INFORMATION SHOWN:
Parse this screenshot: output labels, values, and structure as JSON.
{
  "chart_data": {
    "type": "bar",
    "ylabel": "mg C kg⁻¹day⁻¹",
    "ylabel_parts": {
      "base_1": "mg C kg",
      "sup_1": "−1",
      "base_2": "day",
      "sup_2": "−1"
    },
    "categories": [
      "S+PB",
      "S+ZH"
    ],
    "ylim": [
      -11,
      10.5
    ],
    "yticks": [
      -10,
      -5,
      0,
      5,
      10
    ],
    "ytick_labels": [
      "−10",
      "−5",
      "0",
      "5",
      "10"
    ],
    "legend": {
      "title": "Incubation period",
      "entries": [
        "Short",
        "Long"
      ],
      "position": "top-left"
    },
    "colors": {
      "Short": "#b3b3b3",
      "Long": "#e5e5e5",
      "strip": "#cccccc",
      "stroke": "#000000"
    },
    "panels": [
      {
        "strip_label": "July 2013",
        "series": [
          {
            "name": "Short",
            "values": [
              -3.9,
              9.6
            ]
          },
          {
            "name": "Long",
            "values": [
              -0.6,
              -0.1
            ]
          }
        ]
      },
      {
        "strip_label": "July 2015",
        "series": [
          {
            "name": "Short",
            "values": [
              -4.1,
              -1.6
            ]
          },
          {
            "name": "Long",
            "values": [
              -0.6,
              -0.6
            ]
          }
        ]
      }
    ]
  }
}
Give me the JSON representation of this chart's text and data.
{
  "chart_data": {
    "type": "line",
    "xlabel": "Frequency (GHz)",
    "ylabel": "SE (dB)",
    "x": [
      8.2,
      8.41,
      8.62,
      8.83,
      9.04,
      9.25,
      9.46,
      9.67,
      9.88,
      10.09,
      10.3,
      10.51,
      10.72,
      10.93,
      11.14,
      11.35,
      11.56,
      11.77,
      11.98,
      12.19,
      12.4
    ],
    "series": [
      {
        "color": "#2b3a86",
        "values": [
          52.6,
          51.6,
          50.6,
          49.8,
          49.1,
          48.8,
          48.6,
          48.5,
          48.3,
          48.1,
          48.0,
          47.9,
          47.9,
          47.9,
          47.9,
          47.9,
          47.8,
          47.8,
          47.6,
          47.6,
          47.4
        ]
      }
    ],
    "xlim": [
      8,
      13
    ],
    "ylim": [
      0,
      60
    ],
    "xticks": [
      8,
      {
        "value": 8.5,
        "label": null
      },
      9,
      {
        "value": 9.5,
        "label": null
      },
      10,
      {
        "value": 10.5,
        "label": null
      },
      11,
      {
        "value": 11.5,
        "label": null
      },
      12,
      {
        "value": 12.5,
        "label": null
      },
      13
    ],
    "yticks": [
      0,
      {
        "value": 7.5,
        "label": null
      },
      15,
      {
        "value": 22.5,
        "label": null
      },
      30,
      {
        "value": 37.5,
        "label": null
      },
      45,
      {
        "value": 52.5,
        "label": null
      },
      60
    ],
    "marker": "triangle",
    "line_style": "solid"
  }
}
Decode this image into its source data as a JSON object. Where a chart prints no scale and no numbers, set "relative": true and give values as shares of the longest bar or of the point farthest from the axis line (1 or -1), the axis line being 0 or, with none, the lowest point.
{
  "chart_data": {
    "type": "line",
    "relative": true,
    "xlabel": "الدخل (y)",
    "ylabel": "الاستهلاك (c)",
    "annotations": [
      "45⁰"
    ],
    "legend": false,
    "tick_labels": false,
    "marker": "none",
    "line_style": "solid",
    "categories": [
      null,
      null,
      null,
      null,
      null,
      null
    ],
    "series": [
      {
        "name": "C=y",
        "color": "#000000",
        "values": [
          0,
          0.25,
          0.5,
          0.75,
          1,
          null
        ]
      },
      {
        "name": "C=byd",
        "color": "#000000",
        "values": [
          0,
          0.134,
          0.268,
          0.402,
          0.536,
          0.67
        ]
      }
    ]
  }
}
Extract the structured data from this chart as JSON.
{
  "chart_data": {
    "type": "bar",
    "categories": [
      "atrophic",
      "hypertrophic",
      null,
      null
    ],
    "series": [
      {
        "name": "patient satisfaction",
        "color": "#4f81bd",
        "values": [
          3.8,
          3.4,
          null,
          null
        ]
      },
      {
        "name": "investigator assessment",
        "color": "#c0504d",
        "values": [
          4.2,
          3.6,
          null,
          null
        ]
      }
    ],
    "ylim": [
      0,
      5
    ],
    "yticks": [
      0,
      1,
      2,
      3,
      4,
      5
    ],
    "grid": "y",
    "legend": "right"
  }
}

WHAT THE TASK REQUIRES:
Write out all the entries exactly.

TASK RESPONSE:
Parse this screenshot: output labels, values, and structure as JSON.
{
  "chart_data": {
    "type": "bar",
    "ylabel": "mg C kg⁻¹day⁻¹",
    "ylabel_parts": {
      "base_1": "mg C kg",
      "sup_1": "−1",
      "base_2": "day",
      "sup_2": "−1"
    },
    "categories": [
      "S+PB",
      "S+ZH"
    ],
    "ylim": [
      -11,
      10.5
    ],
    "yticks": [
      -10,
      -5,
      0,
      5,
      10
    ],
    "ytick_labels": [
      "−10",
      "−5",
      "0",
      "5",
      "10"
    ],
    "legend": {
      "title": "Incubation period",
      "entries": [
        "Short",
        "Long"
      ],
      "position": "top-left"
    },
    "colors": {
      "Short": "#b3b3b3",
      "Long": "#e5e5e5",
      "strip": "#cccccc",
      "stroke": "#000000"
    },
    "panels": [
      {
        "strip_label": "July 2013",
        "series": [
          {
            "name": "Short",
            "values": [
              -3.9,
              9.6
            ]
          },
          {
            "name": "Long",
            "values": [
              -0.6,
              -0.1
            ]
          }
        ]
      },
      {
        "strip_label": "July 2015",
        "series": [
          {
            "name": "Short",
            "values": [
              -4.1,
              -1.6
            ]
          },
          {
            "name": "Long",
            "values": [
              -0.6,
              -0.6
            ]
          }
        ]
      }
    ]
  }
}
Give me the JSON representation of this chart's text and data.
{
  "chart_data": {
    "type": "line",
    "xlabel": "Frequency (GHz)",
    "ylabel": "SE (dB)",
    "x": [
      8.2,
      8.41,
      8.62,
      8.83,
      9.04,
      9.25,
      9.46,
      9.67,
      9.88,
      10.09,
      10.3,
      10.51,
      10.72,
      10.93,
      11.14,
      11.35,
      11.56,
      11.77,
      11.98,
      12.19,
      12.4
    ],
    "series": [
      {
        "color": "#2b3a86",
        "values": [
          52.6,
          51.6,
          50.6,
          49.8,
          49.1,
          48.8,
          48.6,
          48.5,
          48.3,
          48.1,
          48.0,
          47.9,
          47.9,
          47.9,
          47.9,
          47.9,
          47.8,
          47.8,
          47.6,
          47.6,
          47.4
        ]
      }
    ],
    "xlim": [
      8,
      13
    ],
    "ylim": [
      0,
      60
    ],
    "xticks": [
      8,
      {
        "value": 8.5,
        "label": null
      },
      9,
      {
        "value": 9.5,
        "label": null
      },
      10,
      {
        "value": 10.5,
        "label": null
      },
      11,
      {
        "value": 11.5,
        "label": null
      },
      12,
      {
        "value": 12.5,
        "label": null
      },
      13
    ],
    "yticks": [
      0,
      {
        "value": 7.5,
        "label": null
      },
      15,
      {
        "value": 22.5,
        "label": null
      },
      30,
      {
        "value": 37.5,
        "label": null
      },
      45,
      {
        "value": 52.5,
        "label": null
      },
      60
    ],
    "marker": "triangle",
    "line_style": "solid"
  }
}
Decode this image into its source data as a JSON object. Where a chart prints no scale and no numbers, set "relative": true and give values as shares of the longest bar or of the point farthest from the axis line (1 or -1), the axis line being 0 or, with none, the lowest point.
{
  "chart_data": {
    "type": "line",
    "relative": true,
    "xlabel": "الدخل (y)",
    "ylabel": "الاستهلاك (c)",
    "annotations": [
      "45⁰"
    ],
    "legend": false,
    "tick_labels": false,
    "marker": "none",
    "line_style": "solid",
    "categories": [
      null,
      null,
      null,
      null,
      null,
      null
    ],
    "series": [
      {
        "name": "C=y",
        "color": "#000000",
        "values": [
          0,
          0.25,
          0.5,
          0.75,
          1,
          null
        ]
      },
      {
        "name": "C=byd",
        "color": "#000000",
        "values": [
          0,
          0.134,
          0.268,
          0.402,
          0.536,
          0.67
        ]
      }
    ]
  }
}
Extract the structured data from this chart as JSON.
{
  "chart_data": {
    "type": "bar",
    "categories": [
      "atrophic",
      "hypertrophic",
      null,
      null
    ],
    "series": [
      {
        "name": "patient satisfaction",
        "color": "#4f81bd",
        "values": [
          3.8,
          3.4,
          null,
          null
        ]
      },
      {
        "name": "investigator assessment",
        "color": "#c0504d",
        "values": [
          4.2,
          3.6,
          null,
          null
        ]
      }
    ],
    "ylim": [
      0,
      5
    ],
    "yticks": [
      0,
      1,
      2,
      3,
      4,
      5
    ],
    "grid": "y",
    "legend": "right"
  }
}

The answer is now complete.